• _Information shown_
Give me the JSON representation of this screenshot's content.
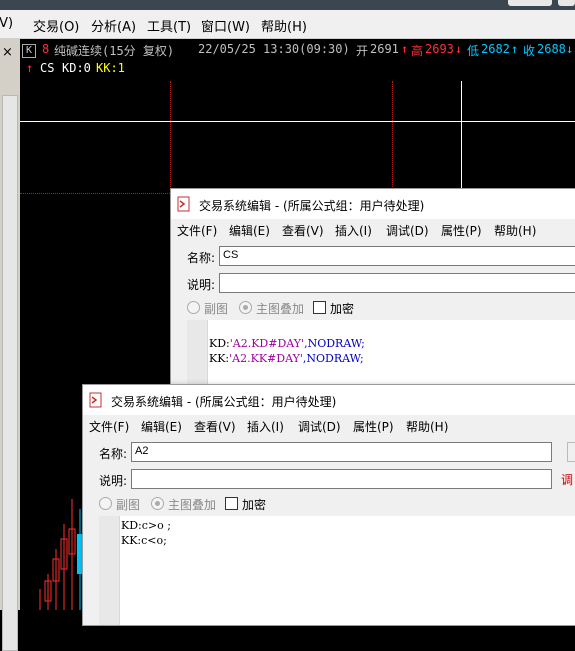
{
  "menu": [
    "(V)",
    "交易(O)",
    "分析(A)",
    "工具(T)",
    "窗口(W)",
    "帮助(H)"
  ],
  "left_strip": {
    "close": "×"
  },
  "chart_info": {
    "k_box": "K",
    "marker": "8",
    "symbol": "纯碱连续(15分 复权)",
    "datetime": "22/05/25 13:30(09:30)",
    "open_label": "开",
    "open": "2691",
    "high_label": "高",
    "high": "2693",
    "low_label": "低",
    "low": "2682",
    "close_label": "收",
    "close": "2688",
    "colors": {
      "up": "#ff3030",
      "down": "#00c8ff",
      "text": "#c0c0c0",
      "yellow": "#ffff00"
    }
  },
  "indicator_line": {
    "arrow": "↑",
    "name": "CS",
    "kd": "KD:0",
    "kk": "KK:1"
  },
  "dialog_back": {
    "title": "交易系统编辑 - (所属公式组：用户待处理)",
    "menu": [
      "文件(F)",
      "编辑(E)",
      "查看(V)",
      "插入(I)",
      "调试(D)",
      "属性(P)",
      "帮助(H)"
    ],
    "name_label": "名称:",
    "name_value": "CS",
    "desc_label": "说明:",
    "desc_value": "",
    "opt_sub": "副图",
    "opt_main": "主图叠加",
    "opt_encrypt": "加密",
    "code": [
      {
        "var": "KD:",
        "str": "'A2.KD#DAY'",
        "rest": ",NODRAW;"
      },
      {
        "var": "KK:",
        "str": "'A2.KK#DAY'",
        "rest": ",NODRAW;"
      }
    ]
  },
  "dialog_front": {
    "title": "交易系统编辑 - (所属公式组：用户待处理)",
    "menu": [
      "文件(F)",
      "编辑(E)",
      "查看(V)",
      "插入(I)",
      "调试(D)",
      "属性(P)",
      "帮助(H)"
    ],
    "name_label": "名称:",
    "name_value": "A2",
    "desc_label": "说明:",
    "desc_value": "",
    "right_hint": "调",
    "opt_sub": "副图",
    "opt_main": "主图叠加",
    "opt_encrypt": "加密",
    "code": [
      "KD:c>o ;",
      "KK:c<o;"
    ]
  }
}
---
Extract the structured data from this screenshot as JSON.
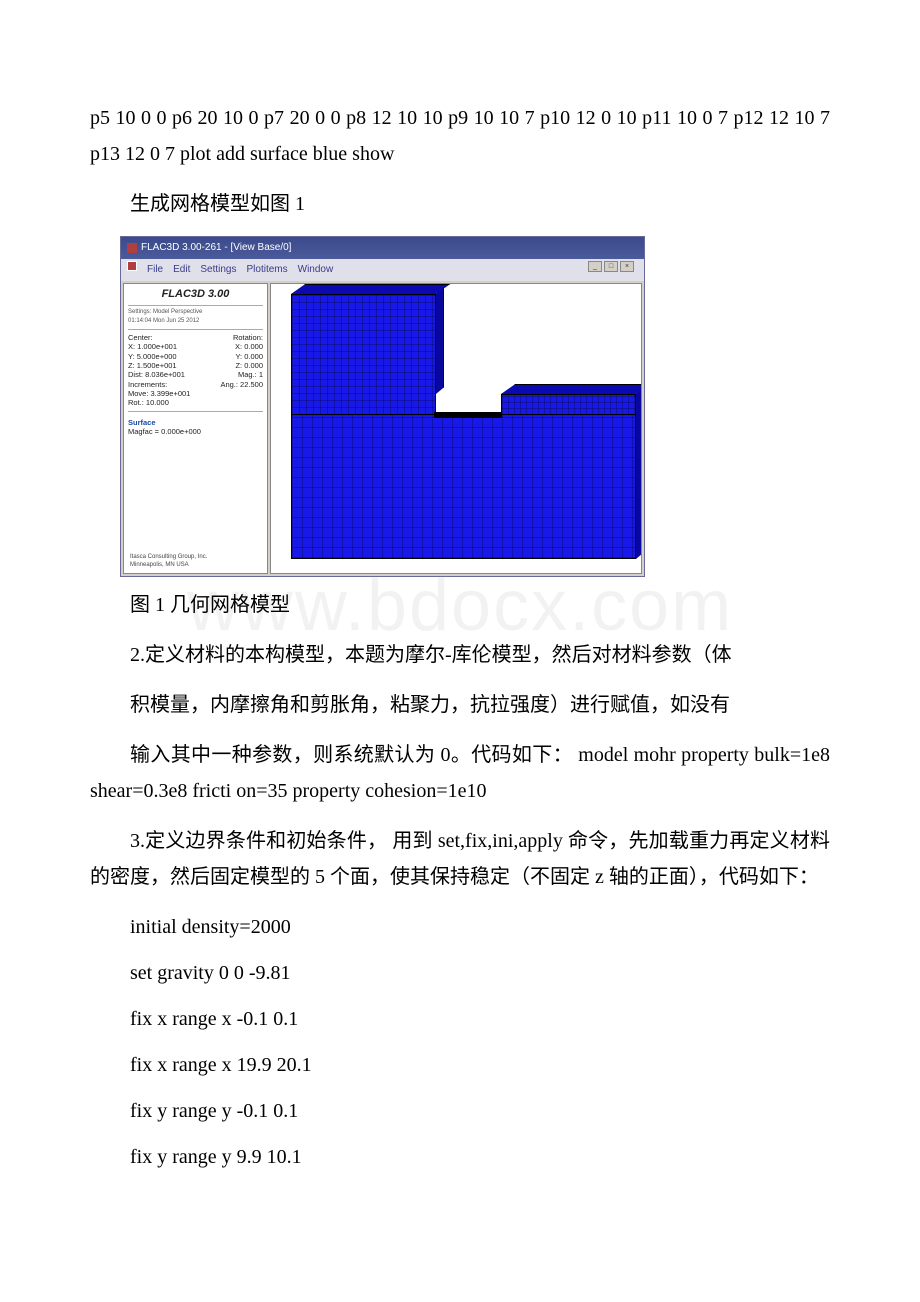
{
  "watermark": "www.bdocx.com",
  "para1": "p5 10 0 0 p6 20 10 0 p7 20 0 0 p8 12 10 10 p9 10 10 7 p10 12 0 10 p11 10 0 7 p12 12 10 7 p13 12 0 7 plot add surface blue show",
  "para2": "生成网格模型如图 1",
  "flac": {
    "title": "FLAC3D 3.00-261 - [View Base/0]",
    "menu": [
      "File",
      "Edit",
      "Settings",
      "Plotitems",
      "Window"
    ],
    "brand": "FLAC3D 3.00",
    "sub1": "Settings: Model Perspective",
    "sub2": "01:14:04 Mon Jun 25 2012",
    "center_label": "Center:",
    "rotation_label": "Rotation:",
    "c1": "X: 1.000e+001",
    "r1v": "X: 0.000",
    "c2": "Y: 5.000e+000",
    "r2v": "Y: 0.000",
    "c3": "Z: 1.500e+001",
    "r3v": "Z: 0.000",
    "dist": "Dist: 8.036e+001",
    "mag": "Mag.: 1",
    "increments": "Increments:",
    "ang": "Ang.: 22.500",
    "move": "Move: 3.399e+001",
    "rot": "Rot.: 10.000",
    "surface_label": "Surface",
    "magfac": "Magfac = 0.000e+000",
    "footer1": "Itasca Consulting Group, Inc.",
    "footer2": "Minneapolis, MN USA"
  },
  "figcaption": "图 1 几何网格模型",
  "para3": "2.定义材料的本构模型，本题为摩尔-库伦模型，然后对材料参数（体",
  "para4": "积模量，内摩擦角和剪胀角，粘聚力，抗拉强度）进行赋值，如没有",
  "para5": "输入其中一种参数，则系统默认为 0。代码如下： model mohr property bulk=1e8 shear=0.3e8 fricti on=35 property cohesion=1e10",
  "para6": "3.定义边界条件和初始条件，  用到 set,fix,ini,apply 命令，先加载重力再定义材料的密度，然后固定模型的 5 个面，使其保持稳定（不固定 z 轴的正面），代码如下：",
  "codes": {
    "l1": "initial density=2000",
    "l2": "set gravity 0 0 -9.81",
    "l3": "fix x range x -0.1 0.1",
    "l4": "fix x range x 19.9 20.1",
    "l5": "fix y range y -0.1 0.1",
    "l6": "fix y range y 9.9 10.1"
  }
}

• _Exercise description_
Note how many lines in the listing above hold the string "JSON", then give only that figure.

• _Response below_
2